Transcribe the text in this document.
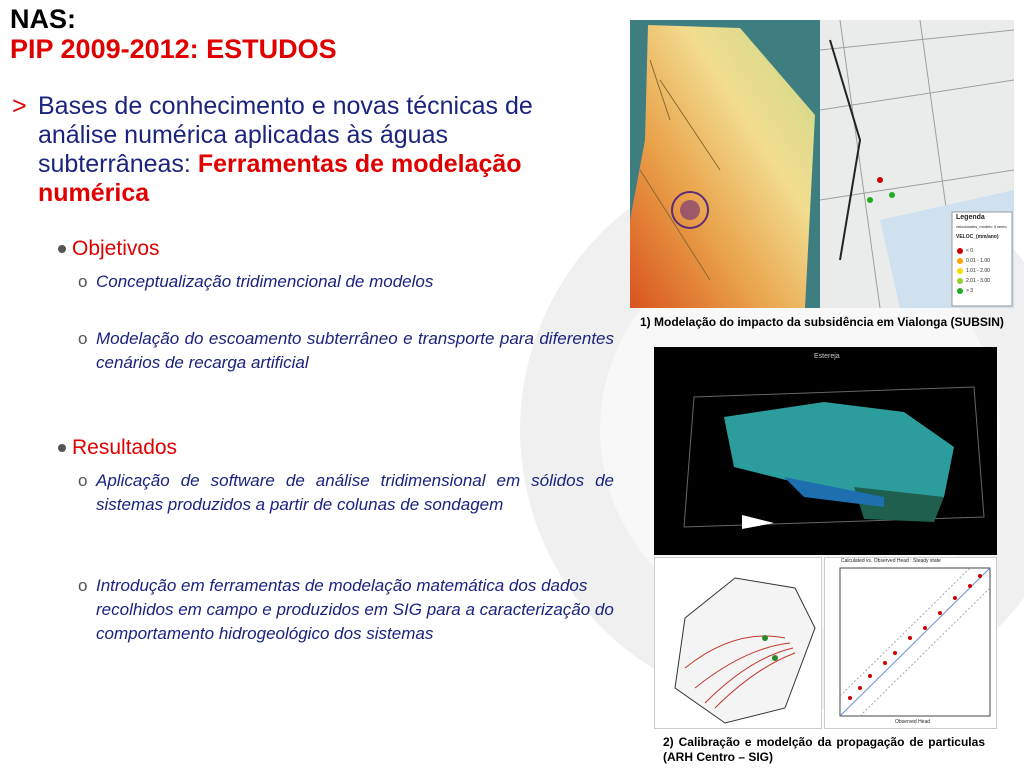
NAS:
PIP 2009-2012: ESTUDOS
> Bases de conhecimento e novas técnicas de análise numérica aplicadas às águas subterrâneas: Ferramentas de modelação numérica
Objetivos
o Conceptualização tridimencional de modelos
o Modelação do escoamento subterrâneo e transporte para diferentes cenários de recarga artificial
Resultados
o Aplicação de software de análise tridimensional em sólidos de sistemas produzidos a partir de colunas de sondagem
o Introdução em ferramentas de modelação matemática dos dados recolhidos em campo e produzidos em SIG para a caracterização do comportamento hidrogeológico dos sistemas
Legenda
velocidades_modelo II vento
VELOC_(mm/ano)
< 0
0.01 - 1.00
1.01 - 2.00
2.01 - 3.00
> 3
1) Modelação do impacto da subsidência em Vialonga (SUBSIN)
Estereja
Calculated vs. Observed Head : Steady state
Observed Head
2) Calibração e modelção da propagação de particulas (ARH Centro – SIG)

__GIVEN EXERCISE__.
Leave the pictures out, and transcribe each of the records exactly.

__WORKED ANSWER__.
Transcribe the text in this document.
NAS:
PIP 2009-2012: ESTUDOS
> Bases de conhecimento e novas técnicas de análise numérica aplicadas às águas subterrâneas: Ferramentas de modelação numérica
Objetivos
o Conceptualização tridimencional de modelos
o Modelação do escoamento subterrâneo e transporte para diferentes cenários de recarga artificial
Resultados
o Aplicação de software de análise tridimensional em sólidos de sistemas produzidos a partir de colunas de sondagem
o Introdução em ferramentas de modelação matemática dos dados recolhidos em campo e produzidos em SIG para a caracterização do comportamento hidrogeológico dos sistemas
Legenda
velocidades_modelo II vento
VELOC_(mm/ano)
< 0
0.01 - 1.00
1.01 - 2.00
2.01 - 3.00
> 3
1) Modelação do impacto da subsidência em Vialonga (SUBSIN)
Estereja
Calculated vs. Observed Head : Steady state
Observed Head
2) Calibração e modelção da propagação de particulas (ARH Centro – SIG)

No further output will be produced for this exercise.